====== RECORDS FOR THIS EXERCISE

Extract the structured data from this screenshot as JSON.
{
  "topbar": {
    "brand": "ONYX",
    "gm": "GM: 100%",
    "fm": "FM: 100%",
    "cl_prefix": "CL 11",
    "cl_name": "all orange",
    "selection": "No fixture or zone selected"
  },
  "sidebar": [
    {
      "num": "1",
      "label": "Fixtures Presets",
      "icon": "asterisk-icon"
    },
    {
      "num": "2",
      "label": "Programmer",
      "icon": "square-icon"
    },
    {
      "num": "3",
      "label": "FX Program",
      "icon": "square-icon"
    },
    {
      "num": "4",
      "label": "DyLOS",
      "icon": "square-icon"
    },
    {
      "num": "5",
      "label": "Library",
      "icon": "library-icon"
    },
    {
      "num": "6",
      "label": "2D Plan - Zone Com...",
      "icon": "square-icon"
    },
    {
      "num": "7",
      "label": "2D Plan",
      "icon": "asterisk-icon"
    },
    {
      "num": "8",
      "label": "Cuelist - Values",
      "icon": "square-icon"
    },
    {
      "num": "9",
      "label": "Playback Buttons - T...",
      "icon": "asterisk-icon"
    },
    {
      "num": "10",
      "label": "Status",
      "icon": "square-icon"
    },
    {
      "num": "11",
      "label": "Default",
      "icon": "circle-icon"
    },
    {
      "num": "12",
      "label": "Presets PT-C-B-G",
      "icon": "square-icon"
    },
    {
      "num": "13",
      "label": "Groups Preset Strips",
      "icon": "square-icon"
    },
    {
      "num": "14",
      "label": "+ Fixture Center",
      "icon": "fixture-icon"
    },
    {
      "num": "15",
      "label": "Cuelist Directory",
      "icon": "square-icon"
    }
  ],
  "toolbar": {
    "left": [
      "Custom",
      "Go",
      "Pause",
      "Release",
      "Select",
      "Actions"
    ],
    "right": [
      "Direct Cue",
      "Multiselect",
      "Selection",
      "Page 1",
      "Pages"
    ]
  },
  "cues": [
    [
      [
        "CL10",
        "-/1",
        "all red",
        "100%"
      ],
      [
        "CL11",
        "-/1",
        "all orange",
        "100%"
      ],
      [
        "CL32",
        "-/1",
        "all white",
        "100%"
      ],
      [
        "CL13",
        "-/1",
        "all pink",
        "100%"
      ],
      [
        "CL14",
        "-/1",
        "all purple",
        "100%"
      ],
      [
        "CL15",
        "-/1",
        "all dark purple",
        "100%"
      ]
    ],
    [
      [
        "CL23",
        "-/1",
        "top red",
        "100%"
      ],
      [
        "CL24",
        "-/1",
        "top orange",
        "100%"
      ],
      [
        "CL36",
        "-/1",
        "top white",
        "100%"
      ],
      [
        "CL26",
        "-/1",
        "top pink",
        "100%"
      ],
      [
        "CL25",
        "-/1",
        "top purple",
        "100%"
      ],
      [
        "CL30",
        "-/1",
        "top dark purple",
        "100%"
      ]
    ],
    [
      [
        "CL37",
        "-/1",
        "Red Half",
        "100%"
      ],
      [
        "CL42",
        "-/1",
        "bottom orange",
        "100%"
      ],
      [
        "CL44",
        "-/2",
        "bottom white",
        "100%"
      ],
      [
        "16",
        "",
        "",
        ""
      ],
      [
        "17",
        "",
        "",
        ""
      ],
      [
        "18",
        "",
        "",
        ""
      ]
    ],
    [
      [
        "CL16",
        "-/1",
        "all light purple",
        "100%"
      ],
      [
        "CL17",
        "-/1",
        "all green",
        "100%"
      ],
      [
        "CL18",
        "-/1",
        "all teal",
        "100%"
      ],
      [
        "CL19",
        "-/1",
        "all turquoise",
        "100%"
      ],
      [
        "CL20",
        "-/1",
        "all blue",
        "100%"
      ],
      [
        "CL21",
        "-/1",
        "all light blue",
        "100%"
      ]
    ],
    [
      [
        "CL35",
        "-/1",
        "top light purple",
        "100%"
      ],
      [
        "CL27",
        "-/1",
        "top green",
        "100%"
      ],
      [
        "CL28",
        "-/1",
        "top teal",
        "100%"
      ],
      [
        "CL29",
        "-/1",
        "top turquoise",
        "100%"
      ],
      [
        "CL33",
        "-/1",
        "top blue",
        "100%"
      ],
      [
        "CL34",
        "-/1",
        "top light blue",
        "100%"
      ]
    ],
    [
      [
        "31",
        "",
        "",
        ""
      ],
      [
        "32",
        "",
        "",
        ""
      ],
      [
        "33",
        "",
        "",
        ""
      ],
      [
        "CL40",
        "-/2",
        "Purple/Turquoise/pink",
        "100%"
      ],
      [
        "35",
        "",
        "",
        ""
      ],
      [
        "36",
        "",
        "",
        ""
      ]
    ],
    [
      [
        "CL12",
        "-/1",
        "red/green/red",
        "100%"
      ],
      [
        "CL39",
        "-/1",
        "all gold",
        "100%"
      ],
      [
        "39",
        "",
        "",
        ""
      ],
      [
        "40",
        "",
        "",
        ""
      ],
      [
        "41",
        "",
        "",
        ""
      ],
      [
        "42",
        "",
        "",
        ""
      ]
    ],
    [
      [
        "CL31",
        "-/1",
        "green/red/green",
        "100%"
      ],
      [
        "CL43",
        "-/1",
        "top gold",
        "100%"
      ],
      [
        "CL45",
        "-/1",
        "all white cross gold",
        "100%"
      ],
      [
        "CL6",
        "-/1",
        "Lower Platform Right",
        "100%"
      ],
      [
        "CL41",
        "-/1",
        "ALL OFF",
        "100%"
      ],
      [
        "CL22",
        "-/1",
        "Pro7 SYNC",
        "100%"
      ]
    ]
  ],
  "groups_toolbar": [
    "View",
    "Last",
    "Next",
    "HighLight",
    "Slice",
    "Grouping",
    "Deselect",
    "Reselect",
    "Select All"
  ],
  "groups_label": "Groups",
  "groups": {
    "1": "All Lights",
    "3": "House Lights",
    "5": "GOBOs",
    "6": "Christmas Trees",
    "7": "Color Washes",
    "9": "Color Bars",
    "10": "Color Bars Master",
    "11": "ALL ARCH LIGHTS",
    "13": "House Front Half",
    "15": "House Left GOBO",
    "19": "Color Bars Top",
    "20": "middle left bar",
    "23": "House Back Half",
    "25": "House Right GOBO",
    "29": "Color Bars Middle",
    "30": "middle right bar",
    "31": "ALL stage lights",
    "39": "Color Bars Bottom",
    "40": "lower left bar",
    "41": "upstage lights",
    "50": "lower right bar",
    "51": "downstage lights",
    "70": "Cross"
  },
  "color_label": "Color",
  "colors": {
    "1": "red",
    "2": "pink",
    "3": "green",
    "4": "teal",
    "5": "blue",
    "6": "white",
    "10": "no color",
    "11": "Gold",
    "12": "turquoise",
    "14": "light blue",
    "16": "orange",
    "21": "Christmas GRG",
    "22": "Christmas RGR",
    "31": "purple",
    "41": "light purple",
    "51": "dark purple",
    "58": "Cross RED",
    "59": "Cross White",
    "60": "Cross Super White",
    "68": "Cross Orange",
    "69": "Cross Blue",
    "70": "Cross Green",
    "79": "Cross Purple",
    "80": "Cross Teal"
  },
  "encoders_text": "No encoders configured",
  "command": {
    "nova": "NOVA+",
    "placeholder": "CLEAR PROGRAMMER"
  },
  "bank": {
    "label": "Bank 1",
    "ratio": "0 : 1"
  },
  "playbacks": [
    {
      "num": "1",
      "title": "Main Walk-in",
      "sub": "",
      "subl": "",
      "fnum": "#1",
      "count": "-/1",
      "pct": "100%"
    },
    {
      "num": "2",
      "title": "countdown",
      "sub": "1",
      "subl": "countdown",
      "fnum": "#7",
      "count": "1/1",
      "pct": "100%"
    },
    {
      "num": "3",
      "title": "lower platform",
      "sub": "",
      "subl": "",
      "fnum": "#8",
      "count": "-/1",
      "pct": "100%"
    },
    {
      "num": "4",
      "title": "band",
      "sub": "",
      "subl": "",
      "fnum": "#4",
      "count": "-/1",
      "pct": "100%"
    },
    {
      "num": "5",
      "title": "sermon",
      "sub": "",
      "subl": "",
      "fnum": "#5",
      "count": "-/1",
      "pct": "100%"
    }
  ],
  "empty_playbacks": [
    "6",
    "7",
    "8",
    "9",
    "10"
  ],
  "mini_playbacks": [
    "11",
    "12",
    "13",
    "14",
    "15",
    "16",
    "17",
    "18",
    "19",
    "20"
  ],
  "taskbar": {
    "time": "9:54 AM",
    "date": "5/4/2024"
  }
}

============

REQUIREMENT: In the records above, find the lines containing "Presets" and copy them.

FULL RESPONSE:
      "label": "Fixtures Presets",
      "label": "Presets PT-C-B-G",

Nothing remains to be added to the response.